• PROBLEM DESCRIPTION
Wherever the string "document" appears in a line, extract that line.

Saved data entries:
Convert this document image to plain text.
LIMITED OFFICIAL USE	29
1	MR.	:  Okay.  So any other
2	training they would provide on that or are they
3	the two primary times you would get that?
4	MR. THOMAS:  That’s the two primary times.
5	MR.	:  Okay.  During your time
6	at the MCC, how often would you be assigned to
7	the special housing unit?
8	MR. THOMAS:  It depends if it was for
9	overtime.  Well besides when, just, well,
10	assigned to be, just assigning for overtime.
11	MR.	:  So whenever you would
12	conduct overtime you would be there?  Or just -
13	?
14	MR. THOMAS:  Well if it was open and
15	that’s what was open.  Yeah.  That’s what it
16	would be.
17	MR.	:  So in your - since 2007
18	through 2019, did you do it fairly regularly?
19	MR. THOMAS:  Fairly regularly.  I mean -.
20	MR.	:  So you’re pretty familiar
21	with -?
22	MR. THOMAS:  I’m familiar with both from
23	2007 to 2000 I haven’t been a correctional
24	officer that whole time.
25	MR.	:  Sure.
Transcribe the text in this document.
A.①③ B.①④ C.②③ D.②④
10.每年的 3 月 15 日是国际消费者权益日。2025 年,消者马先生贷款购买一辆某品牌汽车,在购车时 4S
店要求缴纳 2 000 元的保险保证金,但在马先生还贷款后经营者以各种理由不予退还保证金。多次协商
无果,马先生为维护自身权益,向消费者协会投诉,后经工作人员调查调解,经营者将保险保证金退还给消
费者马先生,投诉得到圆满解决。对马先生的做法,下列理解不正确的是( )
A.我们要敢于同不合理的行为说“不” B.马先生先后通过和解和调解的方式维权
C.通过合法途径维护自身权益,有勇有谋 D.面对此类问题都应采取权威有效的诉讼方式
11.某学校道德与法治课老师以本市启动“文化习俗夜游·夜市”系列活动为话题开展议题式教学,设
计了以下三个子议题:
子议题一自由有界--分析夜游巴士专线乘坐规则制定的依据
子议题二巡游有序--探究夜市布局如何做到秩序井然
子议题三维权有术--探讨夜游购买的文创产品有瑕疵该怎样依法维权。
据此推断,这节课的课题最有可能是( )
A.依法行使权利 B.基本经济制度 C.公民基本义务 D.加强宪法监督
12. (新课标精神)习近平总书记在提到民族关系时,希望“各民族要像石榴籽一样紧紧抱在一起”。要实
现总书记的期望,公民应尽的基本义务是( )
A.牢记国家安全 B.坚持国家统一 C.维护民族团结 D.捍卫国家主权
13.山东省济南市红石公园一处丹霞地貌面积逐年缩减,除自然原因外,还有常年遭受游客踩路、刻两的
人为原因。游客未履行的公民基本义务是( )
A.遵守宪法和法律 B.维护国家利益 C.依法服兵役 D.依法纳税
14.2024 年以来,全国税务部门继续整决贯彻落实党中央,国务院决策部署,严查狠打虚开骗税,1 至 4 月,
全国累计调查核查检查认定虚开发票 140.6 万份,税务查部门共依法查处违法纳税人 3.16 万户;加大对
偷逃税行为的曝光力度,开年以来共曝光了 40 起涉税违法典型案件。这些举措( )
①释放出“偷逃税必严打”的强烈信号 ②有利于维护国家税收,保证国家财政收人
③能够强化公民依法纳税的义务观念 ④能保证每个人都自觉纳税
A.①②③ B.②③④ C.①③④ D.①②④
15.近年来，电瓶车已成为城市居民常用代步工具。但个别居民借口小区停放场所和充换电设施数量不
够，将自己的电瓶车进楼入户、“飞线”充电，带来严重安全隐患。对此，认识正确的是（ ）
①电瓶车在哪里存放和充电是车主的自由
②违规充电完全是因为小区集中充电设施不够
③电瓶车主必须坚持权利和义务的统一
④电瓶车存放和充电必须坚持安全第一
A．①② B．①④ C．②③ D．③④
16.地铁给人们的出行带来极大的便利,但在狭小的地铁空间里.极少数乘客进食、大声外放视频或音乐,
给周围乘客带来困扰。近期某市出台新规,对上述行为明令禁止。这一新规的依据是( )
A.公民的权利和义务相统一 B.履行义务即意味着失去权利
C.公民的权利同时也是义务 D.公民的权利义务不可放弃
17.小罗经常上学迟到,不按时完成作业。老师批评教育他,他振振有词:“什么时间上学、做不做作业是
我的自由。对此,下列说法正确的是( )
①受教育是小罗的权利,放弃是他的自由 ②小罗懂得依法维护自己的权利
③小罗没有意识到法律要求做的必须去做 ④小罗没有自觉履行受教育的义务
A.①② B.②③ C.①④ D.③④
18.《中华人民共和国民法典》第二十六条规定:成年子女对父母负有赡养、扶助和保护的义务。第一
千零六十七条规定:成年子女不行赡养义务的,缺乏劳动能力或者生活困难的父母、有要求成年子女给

• ANSWER TO THE TASK
Convert this document image to plain text.
Transcribe the text in this document.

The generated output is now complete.